**** Dataset records ****

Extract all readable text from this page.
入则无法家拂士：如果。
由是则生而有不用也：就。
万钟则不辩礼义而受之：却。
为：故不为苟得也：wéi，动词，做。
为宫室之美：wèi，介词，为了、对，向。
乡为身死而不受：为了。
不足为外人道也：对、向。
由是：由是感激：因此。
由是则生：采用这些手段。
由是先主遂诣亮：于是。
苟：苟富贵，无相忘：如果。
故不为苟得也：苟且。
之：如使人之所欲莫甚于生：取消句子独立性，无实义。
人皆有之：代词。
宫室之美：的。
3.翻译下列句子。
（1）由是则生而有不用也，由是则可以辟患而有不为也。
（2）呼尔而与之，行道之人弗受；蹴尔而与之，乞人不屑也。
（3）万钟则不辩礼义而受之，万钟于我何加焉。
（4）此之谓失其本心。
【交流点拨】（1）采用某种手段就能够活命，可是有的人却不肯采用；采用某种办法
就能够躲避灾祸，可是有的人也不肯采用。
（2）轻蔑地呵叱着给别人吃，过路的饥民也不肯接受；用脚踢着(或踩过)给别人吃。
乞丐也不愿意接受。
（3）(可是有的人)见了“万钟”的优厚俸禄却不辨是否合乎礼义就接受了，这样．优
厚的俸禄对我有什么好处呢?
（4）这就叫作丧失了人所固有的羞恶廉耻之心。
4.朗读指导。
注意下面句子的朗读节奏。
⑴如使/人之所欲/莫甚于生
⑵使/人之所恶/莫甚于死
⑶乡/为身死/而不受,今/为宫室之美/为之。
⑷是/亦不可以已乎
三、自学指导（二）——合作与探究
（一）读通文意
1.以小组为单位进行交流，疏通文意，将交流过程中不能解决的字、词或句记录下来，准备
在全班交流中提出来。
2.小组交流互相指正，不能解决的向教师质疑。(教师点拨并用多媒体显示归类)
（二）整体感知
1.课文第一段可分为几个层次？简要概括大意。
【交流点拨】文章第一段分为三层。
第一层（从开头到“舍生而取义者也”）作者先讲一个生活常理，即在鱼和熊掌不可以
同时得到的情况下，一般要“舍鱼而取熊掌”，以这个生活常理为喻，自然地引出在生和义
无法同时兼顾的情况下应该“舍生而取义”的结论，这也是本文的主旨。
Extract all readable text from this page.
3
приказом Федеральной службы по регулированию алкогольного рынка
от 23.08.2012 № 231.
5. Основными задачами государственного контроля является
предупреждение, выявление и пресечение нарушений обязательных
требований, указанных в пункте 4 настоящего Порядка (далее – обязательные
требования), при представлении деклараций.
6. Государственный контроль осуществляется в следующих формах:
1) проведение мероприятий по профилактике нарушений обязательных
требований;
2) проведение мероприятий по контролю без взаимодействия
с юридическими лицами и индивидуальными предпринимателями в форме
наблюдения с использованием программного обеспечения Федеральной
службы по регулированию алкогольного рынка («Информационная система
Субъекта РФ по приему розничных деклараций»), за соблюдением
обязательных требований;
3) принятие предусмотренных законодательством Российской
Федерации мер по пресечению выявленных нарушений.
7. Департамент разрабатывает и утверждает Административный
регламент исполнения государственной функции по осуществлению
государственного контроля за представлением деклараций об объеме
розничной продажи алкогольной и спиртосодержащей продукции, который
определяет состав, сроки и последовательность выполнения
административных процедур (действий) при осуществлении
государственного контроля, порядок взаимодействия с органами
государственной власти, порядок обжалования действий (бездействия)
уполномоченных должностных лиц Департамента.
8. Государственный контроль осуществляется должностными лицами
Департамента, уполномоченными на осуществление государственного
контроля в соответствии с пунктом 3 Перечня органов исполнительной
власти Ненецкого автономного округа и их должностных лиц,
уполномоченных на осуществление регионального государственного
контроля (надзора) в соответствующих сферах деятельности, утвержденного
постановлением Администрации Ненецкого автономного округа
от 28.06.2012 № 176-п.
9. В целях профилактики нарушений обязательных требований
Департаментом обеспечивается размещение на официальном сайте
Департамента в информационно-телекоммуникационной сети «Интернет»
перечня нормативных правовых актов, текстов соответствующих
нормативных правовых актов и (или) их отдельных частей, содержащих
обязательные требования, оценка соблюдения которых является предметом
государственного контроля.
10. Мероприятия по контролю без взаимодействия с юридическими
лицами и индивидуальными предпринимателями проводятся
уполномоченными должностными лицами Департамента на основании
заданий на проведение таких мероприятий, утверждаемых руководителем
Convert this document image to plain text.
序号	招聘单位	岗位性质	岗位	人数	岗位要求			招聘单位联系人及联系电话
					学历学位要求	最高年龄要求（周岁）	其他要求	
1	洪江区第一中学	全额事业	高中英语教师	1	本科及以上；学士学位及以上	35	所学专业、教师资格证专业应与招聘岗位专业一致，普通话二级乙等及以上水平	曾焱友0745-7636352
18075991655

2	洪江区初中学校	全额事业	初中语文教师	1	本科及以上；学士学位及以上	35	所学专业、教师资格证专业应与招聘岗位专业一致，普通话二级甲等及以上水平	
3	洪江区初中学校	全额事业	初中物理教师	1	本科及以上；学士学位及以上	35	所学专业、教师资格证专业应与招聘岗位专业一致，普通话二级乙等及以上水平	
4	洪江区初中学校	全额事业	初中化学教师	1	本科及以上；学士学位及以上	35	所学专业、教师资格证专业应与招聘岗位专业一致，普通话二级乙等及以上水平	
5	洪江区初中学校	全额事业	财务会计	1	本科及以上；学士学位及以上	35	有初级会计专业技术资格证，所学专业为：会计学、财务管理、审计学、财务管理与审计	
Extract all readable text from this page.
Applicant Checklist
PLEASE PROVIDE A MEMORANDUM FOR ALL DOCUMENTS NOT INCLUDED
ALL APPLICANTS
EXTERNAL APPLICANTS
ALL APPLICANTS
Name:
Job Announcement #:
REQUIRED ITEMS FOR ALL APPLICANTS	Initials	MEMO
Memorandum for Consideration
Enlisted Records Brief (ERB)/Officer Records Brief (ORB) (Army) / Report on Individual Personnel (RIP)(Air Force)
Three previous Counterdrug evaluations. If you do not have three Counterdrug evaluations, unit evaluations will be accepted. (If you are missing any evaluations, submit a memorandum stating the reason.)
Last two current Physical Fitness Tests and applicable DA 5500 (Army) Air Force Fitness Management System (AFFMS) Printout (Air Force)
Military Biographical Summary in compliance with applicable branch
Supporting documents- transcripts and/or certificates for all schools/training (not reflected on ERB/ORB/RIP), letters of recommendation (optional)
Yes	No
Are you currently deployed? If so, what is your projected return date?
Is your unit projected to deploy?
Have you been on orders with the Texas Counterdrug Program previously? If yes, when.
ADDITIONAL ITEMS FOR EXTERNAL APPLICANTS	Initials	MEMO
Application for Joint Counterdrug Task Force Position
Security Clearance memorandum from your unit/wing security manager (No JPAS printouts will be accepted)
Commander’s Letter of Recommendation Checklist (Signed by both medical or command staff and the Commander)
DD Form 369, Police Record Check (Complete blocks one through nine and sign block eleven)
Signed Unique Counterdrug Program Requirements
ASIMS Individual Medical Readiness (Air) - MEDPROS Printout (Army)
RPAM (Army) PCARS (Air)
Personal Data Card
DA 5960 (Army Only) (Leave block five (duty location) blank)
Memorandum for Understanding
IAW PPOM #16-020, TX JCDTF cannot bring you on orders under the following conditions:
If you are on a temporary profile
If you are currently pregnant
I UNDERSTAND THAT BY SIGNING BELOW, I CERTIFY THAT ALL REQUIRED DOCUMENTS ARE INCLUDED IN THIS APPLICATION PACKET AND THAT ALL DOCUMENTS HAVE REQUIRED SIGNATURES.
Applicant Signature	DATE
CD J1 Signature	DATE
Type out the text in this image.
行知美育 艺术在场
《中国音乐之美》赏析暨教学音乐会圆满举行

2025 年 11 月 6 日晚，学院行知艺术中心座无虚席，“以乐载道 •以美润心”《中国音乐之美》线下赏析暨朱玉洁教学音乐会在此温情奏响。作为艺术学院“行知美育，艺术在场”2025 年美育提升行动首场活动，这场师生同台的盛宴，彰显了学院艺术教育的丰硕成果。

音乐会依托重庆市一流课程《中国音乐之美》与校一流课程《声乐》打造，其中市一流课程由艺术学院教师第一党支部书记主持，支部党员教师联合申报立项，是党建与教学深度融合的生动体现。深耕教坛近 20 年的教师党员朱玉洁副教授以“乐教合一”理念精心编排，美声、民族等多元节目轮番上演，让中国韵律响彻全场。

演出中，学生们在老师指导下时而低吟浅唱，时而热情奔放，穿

****

> What the task asks:
What are the lines from the one with "Type out the text in this image." through the last line of the records above? Quote them exactly and add nothing.

> The response:
Type out the text in this image.
行知美育 艺术在场
《中国音乐之美》赏析暨教学音乐会圆满举行

2025 年 11 月 6 日晚，学院行知艺术中心座无虚席，“以乐载道 •以美润心”《中国音乐之美》线下赏析暨朱玉洁教学音乐会在此温情奏响。作为艺术学院“行知美育，艺术在场”2025 年美育提升行动首场活动，这场师生同台的盛宴，彰显了学院艺术教育的丰硕成果。

音乐会依托重庆市一流课程《中国音乐之美》与校一流课程《声乐》打造，其中市一流课程由艺术学院教师第一党支部书记主持，支部党员教师联合申报立项，是党建与教学深度融合的生动体现。深耕教坛近 20 年的教师党员朱玉洁副教授以“乐教合一”理念精心编排，美声、民族等多元节目轮番上演，让中国韵律响彻全场。

演出中，学生们在老师指导下时而低吟浅唱，时而热情奔放，穿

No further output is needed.